### PROVIDED INFORMATION
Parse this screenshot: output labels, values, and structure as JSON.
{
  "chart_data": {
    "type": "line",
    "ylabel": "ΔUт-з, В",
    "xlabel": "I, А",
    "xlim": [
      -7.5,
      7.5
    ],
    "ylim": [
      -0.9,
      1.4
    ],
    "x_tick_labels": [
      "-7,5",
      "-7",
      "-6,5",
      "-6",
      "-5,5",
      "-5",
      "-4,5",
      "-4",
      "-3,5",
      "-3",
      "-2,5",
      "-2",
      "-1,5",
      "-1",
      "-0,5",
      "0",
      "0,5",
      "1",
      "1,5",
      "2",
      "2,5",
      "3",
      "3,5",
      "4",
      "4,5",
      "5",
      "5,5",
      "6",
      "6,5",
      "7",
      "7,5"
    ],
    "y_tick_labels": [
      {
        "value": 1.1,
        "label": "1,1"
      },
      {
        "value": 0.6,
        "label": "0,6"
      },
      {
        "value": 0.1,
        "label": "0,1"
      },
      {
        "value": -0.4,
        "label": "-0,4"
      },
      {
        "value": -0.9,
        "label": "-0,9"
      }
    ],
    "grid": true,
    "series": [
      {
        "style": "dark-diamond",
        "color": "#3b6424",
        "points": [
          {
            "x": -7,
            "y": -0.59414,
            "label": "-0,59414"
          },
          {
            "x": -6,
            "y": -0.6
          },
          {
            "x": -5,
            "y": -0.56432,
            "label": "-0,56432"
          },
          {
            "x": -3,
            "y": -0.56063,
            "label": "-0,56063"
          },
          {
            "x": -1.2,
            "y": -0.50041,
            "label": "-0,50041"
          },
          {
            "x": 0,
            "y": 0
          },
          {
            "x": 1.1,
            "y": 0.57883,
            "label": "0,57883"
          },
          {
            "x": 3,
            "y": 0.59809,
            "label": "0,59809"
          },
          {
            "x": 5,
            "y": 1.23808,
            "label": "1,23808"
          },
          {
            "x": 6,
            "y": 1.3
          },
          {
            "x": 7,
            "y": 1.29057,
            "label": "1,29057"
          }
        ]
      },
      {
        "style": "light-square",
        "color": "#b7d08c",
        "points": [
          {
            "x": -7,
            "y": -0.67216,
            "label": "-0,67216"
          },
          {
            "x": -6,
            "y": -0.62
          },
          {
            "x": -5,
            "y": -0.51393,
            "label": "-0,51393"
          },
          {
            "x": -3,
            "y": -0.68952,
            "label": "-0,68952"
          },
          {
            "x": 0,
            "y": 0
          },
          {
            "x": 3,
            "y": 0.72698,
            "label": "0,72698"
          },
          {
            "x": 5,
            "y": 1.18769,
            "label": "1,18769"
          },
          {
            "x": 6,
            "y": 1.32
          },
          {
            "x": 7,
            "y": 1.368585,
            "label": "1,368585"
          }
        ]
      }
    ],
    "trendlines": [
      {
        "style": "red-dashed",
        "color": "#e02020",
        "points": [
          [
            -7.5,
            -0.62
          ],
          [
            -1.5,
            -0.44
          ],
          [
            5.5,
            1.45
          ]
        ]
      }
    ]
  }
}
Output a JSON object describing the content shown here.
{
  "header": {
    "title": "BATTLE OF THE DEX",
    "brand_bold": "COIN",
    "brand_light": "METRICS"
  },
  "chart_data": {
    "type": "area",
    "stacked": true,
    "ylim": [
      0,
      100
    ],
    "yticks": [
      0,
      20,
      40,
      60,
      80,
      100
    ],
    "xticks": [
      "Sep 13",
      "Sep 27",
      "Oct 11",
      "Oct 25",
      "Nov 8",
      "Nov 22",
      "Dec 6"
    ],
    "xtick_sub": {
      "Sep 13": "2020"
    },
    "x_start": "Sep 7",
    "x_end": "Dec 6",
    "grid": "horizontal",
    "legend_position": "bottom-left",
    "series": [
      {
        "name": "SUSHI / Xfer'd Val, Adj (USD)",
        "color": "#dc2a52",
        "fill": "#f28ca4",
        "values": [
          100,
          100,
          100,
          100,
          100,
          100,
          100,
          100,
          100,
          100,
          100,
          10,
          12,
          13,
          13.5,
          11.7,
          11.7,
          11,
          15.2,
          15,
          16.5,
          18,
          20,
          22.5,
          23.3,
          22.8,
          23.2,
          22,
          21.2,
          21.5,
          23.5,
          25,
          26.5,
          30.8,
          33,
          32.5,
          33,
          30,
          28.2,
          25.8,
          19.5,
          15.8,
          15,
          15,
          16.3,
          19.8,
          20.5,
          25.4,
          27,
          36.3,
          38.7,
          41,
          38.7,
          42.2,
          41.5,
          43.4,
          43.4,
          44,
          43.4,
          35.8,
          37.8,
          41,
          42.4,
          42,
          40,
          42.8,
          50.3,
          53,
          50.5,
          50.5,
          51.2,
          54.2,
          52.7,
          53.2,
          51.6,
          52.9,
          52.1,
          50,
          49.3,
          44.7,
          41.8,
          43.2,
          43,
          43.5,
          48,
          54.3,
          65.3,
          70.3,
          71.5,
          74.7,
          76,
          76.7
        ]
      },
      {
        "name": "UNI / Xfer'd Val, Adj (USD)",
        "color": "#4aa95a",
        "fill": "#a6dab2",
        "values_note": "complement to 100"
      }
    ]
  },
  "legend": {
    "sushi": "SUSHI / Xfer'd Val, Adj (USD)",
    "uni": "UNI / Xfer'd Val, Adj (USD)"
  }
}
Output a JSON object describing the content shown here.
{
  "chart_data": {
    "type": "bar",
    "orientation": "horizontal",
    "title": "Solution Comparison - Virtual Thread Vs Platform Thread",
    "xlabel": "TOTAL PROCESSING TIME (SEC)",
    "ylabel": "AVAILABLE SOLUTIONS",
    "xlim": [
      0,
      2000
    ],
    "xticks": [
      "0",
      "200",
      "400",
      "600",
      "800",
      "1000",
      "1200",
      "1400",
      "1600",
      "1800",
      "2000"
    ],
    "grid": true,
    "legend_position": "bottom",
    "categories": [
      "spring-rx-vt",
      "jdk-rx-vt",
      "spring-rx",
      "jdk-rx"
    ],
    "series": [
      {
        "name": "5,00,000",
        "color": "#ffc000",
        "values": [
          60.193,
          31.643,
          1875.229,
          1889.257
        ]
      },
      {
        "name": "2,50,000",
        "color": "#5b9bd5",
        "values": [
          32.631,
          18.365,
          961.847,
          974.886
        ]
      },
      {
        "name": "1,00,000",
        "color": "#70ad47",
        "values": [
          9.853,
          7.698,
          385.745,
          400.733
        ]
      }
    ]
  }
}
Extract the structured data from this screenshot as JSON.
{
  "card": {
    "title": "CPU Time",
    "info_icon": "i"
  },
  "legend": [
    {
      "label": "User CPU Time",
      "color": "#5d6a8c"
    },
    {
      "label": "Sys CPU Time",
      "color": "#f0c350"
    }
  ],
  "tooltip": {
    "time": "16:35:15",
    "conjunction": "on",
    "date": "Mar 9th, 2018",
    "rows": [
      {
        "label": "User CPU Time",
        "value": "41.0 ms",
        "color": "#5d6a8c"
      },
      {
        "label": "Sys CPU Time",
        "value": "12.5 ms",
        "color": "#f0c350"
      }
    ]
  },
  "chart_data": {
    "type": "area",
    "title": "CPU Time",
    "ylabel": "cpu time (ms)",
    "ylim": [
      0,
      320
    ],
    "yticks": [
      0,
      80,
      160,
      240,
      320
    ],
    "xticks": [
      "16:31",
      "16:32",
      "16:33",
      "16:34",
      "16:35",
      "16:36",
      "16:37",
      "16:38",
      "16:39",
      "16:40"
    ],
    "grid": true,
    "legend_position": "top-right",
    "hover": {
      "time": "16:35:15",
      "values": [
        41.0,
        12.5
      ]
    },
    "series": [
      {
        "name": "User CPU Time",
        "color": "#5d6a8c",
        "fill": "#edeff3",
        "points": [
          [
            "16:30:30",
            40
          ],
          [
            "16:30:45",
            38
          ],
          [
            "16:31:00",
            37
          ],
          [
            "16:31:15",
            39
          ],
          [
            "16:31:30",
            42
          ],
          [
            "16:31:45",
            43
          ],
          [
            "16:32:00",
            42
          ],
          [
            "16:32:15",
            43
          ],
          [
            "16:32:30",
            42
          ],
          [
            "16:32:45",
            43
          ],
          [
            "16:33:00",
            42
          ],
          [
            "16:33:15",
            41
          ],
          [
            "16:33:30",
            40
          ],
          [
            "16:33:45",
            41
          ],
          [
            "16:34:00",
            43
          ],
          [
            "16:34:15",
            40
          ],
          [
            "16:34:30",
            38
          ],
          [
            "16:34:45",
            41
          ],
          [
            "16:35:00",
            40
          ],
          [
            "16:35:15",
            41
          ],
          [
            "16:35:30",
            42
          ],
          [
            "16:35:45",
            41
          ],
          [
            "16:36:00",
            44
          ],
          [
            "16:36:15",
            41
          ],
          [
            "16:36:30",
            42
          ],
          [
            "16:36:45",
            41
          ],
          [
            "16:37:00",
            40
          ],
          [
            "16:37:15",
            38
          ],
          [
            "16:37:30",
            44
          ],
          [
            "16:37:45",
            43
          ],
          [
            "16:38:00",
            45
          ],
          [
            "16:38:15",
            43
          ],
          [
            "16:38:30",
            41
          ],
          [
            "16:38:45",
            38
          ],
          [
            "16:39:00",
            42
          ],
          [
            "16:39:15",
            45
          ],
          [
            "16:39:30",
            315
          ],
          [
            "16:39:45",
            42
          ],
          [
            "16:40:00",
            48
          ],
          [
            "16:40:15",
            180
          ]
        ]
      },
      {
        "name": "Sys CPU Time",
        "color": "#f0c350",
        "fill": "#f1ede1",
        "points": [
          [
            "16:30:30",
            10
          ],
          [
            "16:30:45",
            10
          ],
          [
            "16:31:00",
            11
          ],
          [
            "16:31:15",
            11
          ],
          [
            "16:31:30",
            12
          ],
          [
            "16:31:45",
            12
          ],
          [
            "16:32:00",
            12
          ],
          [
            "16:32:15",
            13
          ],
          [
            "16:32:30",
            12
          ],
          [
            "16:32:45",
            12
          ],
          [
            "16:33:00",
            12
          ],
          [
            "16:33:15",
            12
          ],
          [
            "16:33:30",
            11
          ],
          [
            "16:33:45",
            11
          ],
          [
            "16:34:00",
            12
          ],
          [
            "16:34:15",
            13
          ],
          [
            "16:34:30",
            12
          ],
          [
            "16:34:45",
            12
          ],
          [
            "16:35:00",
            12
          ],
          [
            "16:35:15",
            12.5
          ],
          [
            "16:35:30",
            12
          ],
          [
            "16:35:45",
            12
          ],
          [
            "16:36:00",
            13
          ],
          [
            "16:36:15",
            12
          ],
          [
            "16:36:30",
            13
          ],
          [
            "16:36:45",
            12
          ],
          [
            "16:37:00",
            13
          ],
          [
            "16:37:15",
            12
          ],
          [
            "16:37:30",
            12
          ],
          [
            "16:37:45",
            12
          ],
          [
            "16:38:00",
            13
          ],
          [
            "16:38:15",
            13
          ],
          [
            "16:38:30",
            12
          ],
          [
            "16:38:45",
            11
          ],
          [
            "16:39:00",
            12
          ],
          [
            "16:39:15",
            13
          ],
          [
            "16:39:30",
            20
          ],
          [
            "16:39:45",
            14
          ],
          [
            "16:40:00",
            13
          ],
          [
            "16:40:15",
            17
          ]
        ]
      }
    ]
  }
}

### WRITTEN TASK
Extract every line above containing the word "ylabel".

### REPLY
    "ylabel": "ΔUт-з, В",
    "ylabel": "AVAILABLE SOLUTIONS",
    "ylabel": "cpu time (ms)",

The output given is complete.